* **Goal**: Find every line below that contains the word "style" and copy it out.

* **Dataset entries**:

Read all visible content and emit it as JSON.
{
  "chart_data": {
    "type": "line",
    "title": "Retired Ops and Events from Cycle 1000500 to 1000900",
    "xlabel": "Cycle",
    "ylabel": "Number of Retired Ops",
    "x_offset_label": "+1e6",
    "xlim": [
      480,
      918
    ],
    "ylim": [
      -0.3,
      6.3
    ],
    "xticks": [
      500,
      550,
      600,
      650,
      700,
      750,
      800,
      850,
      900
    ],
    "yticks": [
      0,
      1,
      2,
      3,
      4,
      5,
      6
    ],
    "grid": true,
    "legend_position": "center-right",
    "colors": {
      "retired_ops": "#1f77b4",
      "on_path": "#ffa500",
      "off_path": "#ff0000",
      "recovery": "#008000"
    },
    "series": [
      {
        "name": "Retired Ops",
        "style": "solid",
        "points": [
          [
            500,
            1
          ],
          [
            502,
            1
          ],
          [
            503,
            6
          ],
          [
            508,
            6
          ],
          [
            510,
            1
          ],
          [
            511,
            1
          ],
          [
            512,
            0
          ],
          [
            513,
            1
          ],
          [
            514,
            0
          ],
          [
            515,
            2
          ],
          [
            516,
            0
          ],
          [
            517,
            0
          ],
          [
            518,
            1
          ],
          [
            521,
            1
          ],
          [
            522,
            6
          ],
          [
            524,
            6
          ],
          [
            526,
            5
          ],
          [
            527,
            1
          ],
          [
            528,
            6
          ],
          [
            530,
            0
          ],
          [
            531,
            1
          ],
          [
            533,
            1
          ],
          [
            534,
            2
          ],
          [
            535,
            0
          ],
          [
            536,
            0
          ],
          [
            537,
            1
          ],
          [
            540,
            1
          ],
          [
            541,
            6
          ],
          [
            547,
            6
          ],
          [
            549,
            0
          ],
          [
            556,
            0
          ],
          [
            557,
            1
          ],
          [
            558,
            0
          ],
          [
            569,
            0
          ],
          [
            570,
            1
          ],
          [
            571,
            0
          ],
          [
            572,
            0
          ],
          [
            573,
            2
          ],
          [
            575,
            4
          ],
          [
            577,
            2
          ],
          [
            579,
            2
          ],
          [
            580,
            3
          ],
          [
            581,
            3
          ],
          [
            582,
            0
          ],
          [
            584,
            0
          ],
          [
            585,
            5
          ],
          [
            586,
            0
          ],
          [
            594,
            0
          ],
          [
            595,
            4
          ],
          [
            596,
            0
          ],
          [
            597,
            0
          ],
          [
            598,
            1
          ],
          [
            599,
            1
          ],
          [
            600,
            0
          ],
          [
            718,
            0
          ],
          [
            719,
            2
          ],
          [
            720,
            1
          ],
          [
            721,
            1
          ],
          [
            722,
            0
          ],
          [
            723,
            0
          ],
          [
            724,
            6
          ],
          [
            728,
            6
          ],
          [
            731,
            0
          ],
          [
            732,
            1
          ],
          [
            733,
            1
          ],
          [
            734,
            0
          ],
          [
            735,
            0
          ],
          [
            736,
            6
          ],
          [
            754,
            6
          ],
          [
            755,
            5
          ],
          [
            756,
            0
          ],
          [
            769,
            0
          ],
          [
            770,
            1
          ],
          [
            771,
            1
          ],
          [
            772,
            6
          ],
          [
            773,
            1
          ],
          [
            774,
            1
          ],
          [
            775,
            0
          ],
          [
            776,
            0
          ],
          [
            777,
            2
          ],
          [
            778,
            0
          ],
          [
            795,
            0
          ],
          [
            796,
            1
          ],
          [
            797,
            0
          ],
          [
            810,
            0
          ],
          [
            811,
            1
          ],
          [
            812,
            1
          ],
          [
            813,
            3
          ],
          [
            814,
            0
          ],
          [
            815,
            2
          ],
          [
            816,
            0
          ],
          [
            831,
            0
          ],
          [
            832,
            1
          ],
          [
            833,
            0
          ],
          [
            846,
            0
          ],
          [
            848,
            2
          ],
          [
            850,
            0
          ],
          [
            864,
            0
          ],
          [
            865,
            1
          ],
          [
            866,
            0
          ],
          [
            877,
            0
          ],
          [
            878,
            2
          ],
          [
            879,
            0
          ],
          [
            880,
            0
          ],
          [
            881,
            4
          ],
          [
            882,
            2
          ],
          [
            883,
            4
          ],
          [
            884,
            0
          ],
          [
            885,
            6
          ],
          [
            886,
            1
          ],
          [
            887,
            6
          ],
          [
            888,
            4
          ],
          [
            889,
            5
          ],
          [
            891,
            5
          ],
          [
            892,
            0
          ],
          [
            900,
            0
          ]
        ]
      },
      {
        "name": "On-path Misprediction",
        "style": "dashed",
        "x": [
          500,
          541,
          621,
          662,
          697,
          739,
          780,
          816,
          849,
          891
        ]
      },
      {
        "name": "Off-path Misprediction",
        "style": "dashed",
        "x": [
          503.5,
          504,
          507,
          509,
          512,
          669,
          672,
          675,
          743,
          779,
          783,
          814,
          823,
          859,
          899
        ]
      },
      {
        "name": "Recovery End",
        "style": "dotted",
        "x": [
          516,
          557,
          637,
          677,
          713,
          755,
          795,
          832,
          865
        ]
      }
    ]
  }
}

* **Solution**:
        "style": "solid",
        "style": "dashed",
        "style": "dashed",
        "style": "dotted",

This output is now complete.